Data entries:
####

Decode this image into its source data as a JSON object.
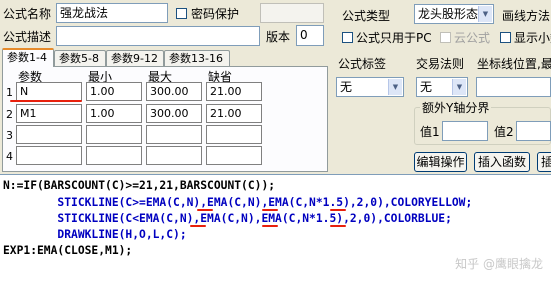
{
  "formula": {
    "name_label": "公式名称",
    "name_value": "强龙战法",
    "password_label": "密码保护",
    "desc_label": "公式描述",
    "desc_value": "",
    "version_label": "版本",
    "version_value": "0",
    "type_label": "公式类型",
    "type_value": "龙头股形态",
    "draw_label": "画线方法",
    "pc_only_label": "公式只用于PC",
    "cloud_label": "云公式",
    "show_small_label": "显示小数",
    "tag_label": "公式标签",
    "tag_value": "无",
    "trade_rule_label": "交易法则",
    "trade_rule_value": "无",
    "coord_label": "坐标线位置,最",
    "extra_axis_label": "额外Y轴分界",
    "val1_label": "值1",
    "val2_label": "值2",
    "edit_btn": "编辑操作",
    "insert_fn_btn": "插入函数",
    "extra_btn": "插"
  },
  "tabs": [
    "参数1-4",
    "参数5-8",
    "参数9-12",
    "参数13-16"
  ],
  "params": {
    "headers": [
      "参数",
      "最小",
      "最大",
      "缺省"
    ],
    "rows": [
      {
        "num": "1",
        "name": "N",
        "min": "1.00",
        "max": "300.00",
        "def": "21.00"
      },
      {
        "num": "2",
        "name": "M1",
        "min": "1.00",
        "max": "300.00",
        "def": "21.00"
      },
      {
        "num": "3",
        "name": "",
        "min": "",
        "max": "",
        "def": ""
      },
      {
        "num": "4",
        "name": "",
        "min": "",
        "max": "",
        "def": ""
      }
    ]
  },
  "code": [
    "N:=IF(BARSCOUNT(C)>=21,21,BARSCOUNT(C));",
    "        STICKLINE(C>=EMA(C,N),EMA(C,N),EMA(C,N*1.5),2,0),COLORYELLOW;",
    "        STICKLINE(C<EMA(C,N),EMA(C,N),EMA(C,N*1.5),2,0),COLORBLUE;",
    "        DRAWKLINE(H,O,L,C);",
    "EXP1:EMA(CLOSE,M1);"
  ],
  "watermark": "知乎 @鹰眼擒龙",
  "colors": {
    "underline": "#e8200c",
    "tab_accent": "#e68b2c",
    "window_bg": "#ece9d8"
  }
}
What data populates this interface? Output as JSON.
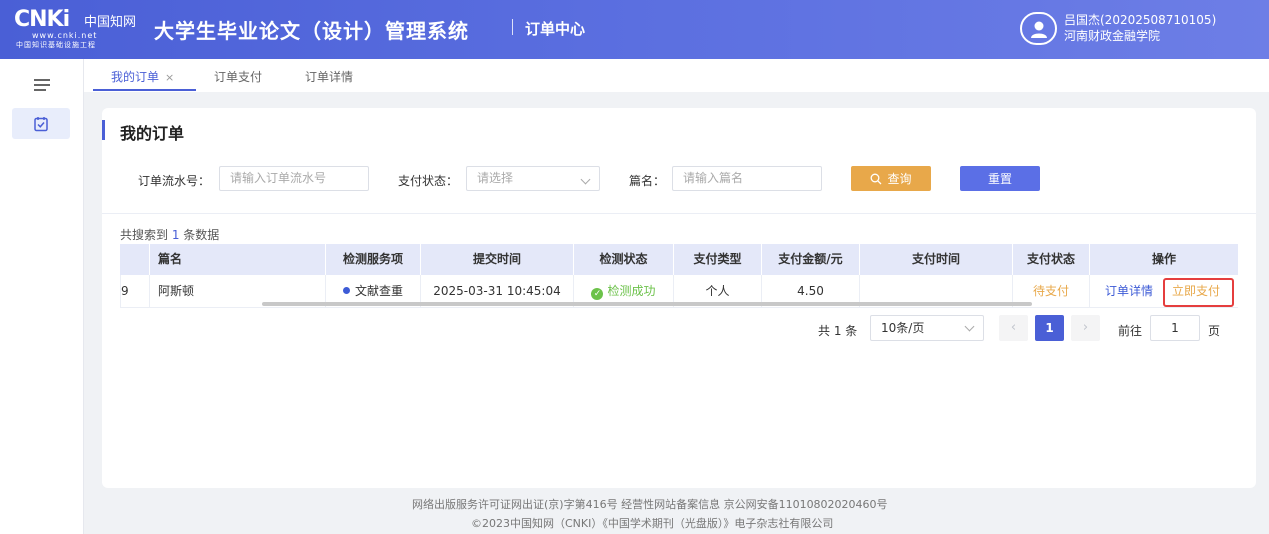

####

Instructions for the task: Repeat the material verbatim. Do not carry over any picture.

Problem solution:
Decode this image into its source data as a JSON object.
{
  "formula": {
    "name_label": "公式名称",
    "name_value": "强龙战法",
    "password_label": "密码保护",
    "desc_label": "公式描述",
    "desc_value": "",
    "version_label": "版本",
    "version_value": "0",
    "type_label": "公式类型",
    "type_value": "龙头股形态",
    "draw_label": "画线方法",
    "pc_only_label": "公式只用于PC",
    "cloud_label": "云公式",
    "show_small_label": "显示小数",
    "tag_label": "公式标签",
    "tag_value": "无",
    "trade_rule_label": "交易法则",
    "trade_rule_value": "无",
    "coord_label": "坐标线位置,最",
    "extra_axis_label": "额外Y轴分界",
    "val1_label": "值1",
    "val2_label": "值2",
    "edit_btn": "编辑操作",
    "insert_fn_btn": "插入函数",
    "extra_btn": "插"
  },
  "tabs": [
    "参数1-4",
    "参数5-8",
    "参数9-12",
    "参数13-16"
  ],
  "params": {
    "headers": [
      "参数",
      "最小",
      "最大",
      "缺省"
    ],
    "rows": [
      {
        "num": "1",
        "name": "N",
        "min": "1.00",
        "max": "300.00",
        "def": "21.00"
      },
      {
        "num": "2",
        "name": "M1",
        "min": "1.00",
        "max": "300.00",
        "def": "21.00"
      },
      {
        "num": "3",
        "name": "",
        "min": "",
        "max": "",
        "def": ""
      },
      {
        "num": "4",
        "name": "",
        "min": "",
        "max": "",
        "def": ""
      }
    ]
  },
  "code": [
    "N:=IF(BARSCOUNT(C)>=21,21,BARSCOUNT(C));",
    "        STICKLINE(C>=EMA(C,N),EMA(C,N),EMA(C,N*1.5),2,0),COLORYELLOW;",
    "        STICKLINE(C<EMA(C,N),EMA(C,N),EMA(C,N*1.5),2,0),COLORBLUE;",
    "        DRAWKLINE(H,O,L,C);",
    "EXP1:EMA(CLOSE,M1);"
  ],
  "watermark": "知乎 @鹰眼擒龙",
  "colors": {
    "underline": "#e8200c",
    "tab_accent": "#e68b2c",
    "window_bg": "#ece9d8"
  }
}
What data populates this interface? Output as JSON.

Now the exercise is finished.